[Dataset excerpts]
****

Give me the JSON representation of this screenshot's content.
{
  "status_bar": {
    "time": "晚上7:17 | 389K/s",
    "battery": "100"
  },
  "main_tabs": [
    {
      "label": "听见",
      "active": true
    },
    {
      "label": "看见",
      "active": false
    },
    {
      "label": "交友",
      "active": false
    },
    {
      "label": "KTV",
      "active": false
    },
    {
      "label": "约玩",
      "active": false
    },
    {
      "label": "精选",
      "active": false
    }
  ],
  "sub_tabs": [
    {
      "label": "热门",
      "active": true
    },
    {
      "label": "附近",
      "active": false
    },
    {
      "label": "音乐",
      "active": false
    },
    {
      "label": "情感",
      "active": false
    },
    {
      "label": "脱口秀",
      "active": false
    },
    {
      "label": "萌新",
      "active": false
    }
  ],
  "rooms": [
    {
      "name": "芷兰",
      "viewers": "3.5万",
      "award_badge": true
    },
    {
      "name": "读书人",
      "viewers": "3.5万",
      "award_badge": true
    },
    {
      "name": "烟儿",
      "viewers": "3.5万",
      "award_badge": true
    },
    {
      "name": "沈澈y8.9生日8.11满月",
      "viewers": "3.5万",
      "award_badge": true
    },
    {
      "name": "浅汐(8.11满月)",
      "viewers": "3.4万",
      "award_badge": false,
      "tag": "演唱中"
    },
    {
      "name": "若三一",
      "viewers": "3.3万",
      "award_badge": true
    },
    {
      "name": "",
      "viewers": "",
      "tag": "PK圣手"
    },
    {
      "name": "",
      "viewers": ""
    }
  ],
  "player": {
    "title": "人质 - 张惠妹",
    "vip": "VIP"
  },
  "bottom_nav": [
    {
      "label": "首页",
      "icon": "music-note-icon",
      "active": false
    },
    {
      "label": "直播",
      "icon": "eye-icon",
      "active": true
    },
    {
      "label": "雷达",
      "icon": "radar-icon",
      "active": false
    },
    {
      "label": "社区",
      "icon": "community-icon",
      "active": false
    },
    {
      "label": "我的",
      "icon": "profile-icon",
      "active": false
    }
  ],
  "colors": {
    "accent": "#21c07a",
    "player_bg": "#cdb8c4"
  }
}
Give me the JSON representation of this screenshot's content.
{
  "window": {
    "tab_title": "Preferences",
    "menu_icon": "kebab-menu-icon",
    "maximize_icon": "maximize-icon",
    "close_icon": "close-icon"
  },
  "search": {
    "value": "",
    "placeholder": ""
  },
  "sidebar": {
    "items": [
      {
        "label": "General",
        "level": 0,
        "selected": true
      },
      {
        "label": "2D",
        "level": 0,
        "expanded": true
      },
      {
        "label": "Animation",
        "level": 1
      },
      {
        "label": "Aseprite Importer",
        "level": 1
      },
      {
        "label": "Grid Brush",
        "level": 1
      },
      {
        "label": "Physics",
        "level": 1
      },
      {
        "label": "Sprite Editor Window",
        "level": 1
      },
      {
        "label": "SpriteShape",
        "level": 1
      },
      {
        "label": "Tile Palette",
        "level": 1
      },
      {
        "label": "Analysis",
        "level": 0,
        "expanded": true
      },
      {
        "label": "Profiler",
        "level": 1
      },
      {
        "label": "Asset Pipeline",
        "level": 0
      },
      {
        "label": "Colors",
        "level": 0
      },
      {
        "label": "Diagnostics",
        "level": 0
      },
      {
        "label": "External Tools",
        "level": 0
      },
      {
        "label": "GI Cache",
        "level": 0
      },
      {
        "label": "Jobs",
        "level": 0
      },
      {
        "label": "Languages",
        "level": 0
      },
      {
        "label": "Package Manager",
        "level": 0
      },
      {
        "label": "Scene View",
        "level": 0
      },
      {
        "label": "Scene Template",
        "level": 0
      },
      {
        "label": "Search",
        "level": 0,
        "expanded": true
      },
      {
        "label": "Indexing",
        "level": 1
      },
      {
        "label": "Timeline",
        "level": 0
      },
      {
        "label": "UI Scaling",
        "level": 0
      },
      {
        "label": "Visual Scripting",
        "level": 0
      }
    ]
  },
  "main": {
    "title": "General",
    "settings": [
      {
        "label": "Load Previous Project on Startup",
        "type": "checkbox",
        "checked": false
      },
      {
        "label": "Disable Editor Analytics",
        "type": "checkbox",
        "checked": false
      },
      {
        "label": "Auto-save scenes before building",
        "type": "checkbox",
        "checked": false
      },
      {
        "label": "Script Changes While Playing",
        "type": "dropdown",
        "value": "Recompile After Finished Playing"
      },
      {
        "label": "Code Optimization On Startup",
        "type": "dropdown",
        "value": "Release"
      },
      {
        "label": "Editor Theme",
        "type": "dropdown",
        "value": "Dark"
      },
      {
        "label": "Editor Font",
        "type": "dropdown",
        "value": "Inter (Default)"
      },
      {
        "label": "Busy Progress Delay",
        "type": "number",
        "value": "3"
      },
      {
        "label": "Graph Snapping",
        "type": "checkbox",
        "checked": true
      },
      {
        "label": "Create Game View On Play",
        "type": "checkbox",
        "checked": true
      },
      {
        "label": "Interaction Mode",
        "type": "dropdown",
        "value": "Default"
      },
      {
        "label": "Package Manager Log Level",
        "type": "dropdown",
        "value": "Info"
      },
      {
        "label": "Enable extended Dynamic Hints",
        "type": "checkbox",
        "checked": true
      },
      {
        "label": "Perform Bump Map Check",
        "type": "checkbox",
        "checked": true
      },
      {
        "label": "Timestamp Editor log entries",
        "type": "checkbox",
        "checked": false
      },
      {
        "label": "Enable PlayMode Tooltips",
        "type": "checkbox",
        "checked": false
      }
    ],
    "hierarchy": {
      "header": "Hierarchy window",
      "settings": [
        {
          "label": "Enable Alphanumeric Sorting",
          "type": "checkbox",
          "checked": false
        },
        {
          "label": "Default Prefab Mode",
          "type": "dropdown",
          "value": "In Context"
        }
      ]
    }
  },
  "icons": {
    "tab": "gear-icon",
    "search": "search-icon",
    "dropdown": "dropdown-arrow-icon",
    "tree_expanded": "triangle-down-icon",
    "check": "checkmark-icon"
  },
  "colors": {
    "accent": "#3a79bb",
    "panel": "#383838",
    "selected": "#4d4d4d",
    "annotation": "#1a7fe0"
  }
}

****

Exactly reproduce the material above.

[CORRECT RESULT]
Give me the JSON representation of this screenshot's content.
{
  "status_bar": {
    "time": "晚上7:17 | 389K/s",
    "battery": "100"
  },
  "main_tabs": [
    {
      "label": "听见",
      "active": true
    },
    {
      "label": "看见",
      "active": false
    },
    {
      "label": "交友",
      "active": false
    },
    {
      "label": "KTV",
      "active": false
    },
    {
      "label": "约玩",
      "active": false
    },
    {
      "label": "精选",
      "active": false
    }
  ],
  "sub_tabs": [
    {
      "label": "热门",
      "active": true
    },
    {
      "label": "附近",
      "active": false
    },
    {
      "label": "音乐",
      "active": false
    },
    {
      "label": "情感",
      "active": false
    },
    {
      "label": "脱口秀",
      "active": false
    },
    {
      "label": "萌新",
      "active": false
    }
  ],
  "rooms": [
    {
      "name": "芷兰",
      "viewers": "3.5万",
      "award_badge": true
    },
    {
      "name": "读书人",
      "viewers": "3.5万",
      "award_badge": true
    },
    {
      "name": "烟儿",
      "viewers": "3.5万",
      "award_badge": true
    },
    {
      "name": "沈澈y8.9生日8.11满月",
      "viewers": "3.5万",
      "award_badge": true
    },
    {
      "name": "浅汐(8.11满月)",
      "viewers": "3.4万",
      "award_badge": false,
      "tag": "演唱中"
    },
    {
      "name": "若三一",
      "viewers": "3.3万",
      "award_badge": true
    },
    {
      "name": "",
      "viewers": "",
      "tag": "PK圣手"
    },
    {
      "name": "",
      "viewers": ""
    }
  ],
  "player": {
    "title": "人质 - 张惠妹",
    "vip": "VIP"
  },
  "bottom_nav": [
    {
      "label": "首页",
      "icon": "music-note-icon",
      "active": false
    },
    {
      "label": "直播",
      "icon": "eye-icon",
      "active": true
    },
    {
      "label": "雷达",
      "icon": "radar-icon",
      "active": false
    },
    {
      "label": "社区",
      "icon": "community-icon",
      "active": false
    },
    {
      "label": "我的",
      "icon": "profile-icon",
      "active": false
    }
  ],
  "colors": {
    "accent": "#21c07a",
    "player_bg": "#cdb8c4"
  }
}
Give me the JSON representation of this screenshot's content.
{
  "window": {
    "tab_title": "Preferences",
    "menu_icon": "kebab-menu-icon",
    "maximize_icon": "maximize-icon",
    "close_icon": "close-icon"
  },
  "search": {
    "value": "",
    "placeholder": ""
  },
  "sidebar": {
    "items": [
      {
        "label": "General",
        "level": 0,
        "selected": true
      },
      {
        "label": "2D",
        "level": 0,
        "expanded": true
      },
      {
        "label": "Animation",
        "level": 1
      },
      {
        "label": "Aseprite Importer",
        "level": 1
      },
      {
        "label": "Grid Brush",
        "level": 1
      },
      {
        "label": "Physics",
        "level": 1
      },
      {
        "label": "Sprite Editor Window",
        "level": 1
      },
      {
        "label": "SpriteShape",
        "level": 1
      },
      {
        "label": "Tile Palette",
        "level": 1
      },
      {
        "label": "Analysis",
        "level": 0,
        "expanded": true
      },
      {
        "label": "Profiler",
        "level": 1
      },
      {
        "label": "Asset Pipeline",
        "level": 0
      },
      {
        "label": "Colors",
        "level": 0
      },
      {
        "label": "Diagnostics",
        "level": 0
      },
      {
        "label": "External Tools",
        "level": 0
      },
      {
        "label": "GI Cache",
        "level": 0
      },
      {
        "label": "Jobs",
        "level": 0
      },
      {
        "label": "Languages",
        "level": 0
      },
      {
        "label": "Package Manager",
        "level": 0
      },
      {
        "label": "Scene View",
        "level": 0
      },
      {
        "label": "Scene Template",
        "level": 0
      },
      {
        "label": "Search",
        "level": 0,
        "expanded": true
      },
      {
        "label": "Indexing",
        "level": 1
      },
      {
        "label": "Timeline",
        "level": 0
      },
      {
        "label": "UI Scaling",
        "level": 0
      },
      {
        "label": "Visual Scripting",
        "level": 0
      }
    ]
  },
  "main": {
    "title": "General",
    "settings": [
      {
        "label": "Load Previous Project on Startup",
        "type": "checkbox",
        "checked": false
      },
      {
        "label": "Disable Editor Analytics",
        "type": "checkbox",
        "checked": false
      },
      {
        "label": "Auto-save scenes before building",
        "type": "checkbox",
        "checked": false
      },
      {
        "label": "Script Changes While Playing",
        "type": "dropdown",
        "value": "Recompile After Finished Playing"
      },
      {
        "label": "Code Optimization On Startup",
        "type": "dropdown",
        "value": "Release"
      },
      {
        "label": "Editor Theme",
        "type": "dropdown",
        "value": "Dark"
      },
      {
        "label": "Editor Font",
        "type": "dropdown",
        "value": "Inter (Default)"
      },
      {
        "label": "Busy Progress Delay",
        "type": "number",
        "value": "3"
      },
      {
        "label": "Graph Snapping",
        "type": "checkbox",
        "checked": true
      },
      {
        "label": "Create Game View On Play",
        "type": "checkbox",
        "checked": true
      },
      {
        "label": "Interaction Mode",
        "type": "dropdown",
        "value": "Default"
      },
      {
        "label": "Package Manager Log Level",
        "type": "dropdown",
        "value": "Info"
      },
      {
        "label": "Enable extended Dynamic Hints",
        "type": "checkbox",
        "checked": true
      },
      {
        "label": "Perform Bump Map Check",
        "type": "checkbox",
        "checked": true
      },
      {
        "label": "Timestamp Editor log entries",
        "type": "checkbox",
        "checked": false
      },
      {
        "label": "Enable PlayMode Tooltips",
        "type": "checkbox",
        "checked": false
      }
    ],
    "hierarchy": {
      "header": "Hierarchy window",
      "settings": [
        {
          "label": "Enable Alphanumeric Sorting",
          "type": "checkbox",
          "checked": false
        },
        {
          "label": "Default Prefab Mode",
          "type": "dropdown",
          "value": "In Context"
        }
      ]
    }
  },
  "icons": {
    "tab": "gear-icon",
    "search": "search-icon",
    "dropdown": "dropdown-arrow-icon",
    "tree_expanded": "triangle-down-icon",
    "check": "checkmark-icon"
  },
  "colors": {
    "accent": "#3a79bb",
    "panel": "#383838",
    "selected": "#4d4d4d",
    "annotation": "#1a7fe0"
  }
}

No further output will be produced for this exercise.